### REQUIRED WORK
Below are entries; tally how many lines hold the string "Power" and answer with only that figure.

Stored data
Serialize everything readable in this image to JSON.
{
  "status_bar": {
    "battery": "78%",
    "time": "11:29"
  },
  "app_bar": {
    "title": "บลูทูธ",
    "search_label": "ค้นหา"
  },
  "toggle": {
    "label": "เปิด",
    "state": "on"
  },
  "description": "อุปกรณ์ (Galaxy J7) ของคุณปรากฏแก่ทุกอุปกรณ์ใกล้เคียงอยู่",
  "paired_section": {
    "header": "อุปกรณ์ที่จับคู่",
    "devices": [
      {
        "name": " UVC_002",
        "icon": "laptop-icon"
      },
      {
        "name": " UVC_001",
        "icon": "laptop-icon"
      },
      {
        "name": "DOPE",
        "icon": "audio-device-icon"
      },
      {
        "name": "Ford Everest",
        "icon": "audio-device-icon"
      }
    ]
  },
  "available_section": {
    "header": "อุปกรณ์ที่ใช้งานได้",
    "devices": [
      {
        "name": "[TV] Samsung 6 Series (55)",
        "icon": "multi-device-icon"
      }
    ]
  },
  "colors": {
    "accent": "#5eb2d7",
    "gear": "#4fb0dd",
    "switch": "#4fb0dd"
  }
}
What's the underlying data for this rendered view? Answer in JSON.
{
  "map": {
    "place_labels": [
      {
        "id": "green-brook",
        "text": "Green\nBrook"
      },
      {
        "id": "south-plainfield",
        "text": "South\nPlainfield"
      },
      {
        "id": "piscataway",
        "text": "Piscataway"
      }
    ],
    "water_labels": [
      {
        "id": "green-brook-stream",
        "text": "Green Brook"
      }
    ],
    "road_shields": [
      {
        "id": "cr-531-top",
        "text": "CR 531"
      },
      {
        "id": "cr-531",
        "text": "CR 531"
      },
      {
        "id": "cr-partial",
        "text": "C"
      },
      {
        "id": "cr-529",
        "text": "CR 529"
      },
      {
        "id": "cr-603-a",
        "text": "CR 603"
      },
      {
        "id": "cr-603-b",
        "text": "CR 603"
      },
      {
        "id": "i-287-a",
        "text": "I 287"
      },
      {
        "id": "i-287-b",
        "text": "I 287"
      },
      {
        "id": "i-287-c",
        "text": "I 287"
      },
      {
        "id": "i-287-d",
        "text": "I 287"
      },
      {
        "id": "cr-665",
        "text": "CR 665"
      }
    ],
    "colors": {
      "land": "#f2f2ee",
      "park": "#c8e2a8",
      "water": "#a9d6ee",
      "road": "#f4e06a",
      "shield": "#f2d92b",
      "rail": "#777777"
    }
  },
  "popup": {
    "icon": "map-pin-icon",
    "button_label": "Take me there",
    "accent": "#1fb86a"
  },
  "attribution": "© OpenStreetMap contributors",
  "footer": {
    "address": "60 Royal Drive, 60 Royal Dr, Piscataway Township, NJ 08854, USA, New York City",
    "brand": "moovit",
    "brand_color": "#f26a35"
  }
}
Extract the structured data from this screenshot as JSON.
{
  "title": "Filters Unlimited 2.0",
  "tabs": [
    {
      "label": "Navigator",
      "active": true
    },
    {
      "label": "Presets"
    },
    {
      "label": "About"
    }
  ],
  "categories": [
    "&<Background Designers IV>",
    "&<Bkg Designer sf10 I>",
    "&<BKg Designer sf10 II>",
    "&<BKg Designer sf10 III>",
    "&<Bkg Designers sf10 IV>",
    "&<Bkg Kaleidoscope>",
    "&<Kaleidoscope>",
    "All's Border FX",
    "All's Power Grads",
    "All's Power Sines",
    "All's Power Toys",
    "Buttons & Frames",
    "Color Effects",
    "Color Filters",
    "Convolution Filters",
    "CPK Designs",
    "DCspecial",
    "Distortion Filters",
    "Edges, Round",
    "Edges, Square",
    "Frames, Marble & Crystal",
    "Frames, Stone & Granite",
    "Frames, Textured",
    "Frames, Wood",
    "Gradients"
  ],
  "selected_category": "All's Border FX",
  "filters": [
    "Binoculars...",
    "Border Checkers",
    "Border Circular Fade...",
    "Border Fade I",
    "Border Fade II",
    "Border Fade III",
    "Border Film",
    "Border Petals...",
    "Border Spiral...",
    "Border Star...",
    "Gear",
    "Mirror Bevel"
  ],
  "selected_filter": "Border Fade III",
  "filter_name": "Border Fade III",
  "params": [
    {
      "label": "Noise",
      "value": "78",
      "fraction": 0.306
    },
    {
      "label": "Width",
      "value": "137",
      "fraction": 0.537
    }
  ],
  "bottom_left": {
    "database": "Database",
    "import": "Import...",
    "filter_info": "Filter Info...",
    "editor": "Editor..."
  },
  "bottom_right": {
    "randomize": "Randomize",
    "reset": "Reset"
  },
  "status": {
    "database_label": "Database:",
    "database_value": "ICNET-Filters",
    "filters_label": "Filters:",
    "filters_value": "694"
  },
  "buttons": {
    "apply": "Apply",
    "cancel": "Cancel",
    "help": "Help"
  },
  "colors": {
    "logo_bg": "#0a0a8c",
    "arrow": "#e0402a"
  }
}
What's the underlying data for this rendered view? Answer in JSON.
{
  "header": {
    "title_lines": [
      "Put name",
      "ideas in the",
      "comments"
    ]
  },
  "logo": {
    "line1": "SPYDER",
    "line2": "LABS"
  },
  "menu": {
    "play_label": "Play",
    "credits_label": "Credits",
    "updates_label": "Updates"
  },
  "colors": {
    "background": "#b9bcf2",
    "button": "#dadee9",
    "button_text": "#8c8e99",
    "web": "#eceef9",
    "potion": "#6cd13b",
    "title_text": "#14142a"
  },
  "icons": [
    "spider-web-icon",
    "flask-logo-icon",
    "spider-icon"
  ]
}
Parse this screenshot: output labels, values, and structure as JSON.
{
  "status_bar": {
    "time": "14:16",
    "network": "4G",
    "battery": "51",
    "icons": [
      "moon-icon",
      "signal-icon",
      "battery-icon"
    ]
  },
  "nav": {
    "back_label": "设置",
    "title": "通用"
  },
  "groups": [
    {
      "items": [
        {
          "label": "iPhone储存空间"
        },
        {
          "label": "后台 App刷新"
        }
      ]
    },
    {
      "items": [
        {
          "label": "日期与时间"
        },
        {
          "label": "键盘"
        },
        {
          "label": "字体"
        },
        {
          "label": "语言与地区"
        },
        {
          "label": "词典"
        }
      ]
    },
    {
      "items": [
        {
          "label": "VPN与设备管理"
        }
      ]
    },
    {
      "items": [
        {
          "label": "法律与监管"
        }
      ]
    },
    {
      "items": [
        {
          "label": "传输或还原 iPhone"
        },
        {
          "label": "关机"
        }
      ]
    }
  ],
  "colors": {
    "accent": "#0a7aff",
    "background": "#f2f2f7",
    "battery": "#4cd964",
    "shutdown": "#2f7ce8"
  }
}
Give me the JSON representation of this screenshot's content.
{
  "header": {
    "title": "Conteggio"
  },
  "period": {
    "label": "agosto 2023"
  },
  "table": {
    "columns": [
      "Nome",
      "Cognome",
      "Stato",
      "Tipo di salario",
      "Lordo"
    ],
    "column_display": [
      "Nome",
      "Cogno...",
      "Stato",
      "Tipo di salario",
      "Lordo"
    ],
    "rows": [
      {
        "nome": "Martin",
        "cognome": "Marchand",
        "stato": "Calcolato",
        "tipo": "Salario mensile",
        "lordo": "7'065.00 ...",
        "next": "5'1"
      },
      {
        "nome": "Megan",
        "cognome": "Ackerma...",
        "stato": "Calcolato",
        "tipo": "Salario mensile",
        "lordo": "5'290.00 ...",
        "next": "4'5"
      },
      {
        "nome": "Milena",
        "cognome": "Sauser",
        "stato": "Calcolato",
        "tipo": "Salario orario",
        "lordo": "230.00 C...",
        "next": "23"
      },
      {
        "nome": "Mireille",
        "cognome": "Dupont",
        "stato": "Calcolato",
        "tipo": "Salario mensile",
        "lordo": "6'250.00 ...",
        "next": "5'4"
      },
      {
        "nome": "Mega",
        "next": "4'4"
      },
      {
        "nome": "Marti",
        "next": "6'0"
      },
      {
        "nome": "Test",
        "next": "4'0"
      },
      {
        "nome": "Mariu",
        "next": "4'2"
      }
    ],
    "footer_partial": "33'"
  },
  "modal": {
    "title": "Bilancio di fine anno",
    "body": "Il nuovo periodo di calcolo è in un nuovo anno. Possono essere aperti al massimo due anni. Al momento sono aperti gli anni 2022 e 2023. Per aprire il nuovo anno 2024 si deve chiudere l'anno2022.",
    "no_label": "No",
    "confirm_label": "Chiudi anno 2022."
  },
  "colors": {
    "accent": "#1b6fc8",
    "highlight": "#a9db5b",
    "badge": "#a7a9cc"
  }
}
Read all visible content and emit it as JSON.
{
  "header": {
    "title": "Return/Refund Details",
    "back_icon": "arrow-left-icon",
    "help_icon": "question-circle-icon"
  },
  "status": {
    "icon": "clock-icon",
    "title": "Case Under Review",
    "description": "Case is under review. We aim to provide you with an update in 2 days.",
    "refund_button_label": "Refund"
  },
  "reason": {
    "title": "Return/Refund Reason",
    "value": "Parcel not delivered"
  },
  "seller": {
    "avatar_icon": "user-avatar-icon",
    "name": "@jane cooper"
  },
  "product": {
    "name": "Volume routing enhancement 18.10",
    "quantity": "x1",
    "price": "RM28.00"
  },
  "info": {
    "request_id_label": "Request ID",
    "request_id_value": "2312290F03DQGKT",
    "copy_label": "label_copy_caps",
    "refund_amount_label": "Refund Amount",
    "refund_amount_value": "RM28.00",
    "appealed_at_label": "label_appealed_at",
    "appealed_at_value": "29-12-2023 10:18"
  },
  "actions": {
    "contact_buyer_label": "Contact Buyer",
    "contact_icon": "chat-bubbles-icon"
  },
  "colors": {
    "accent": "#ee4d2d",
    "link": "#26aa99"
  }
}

### RESPONSE FOR THIS EXERCISE
3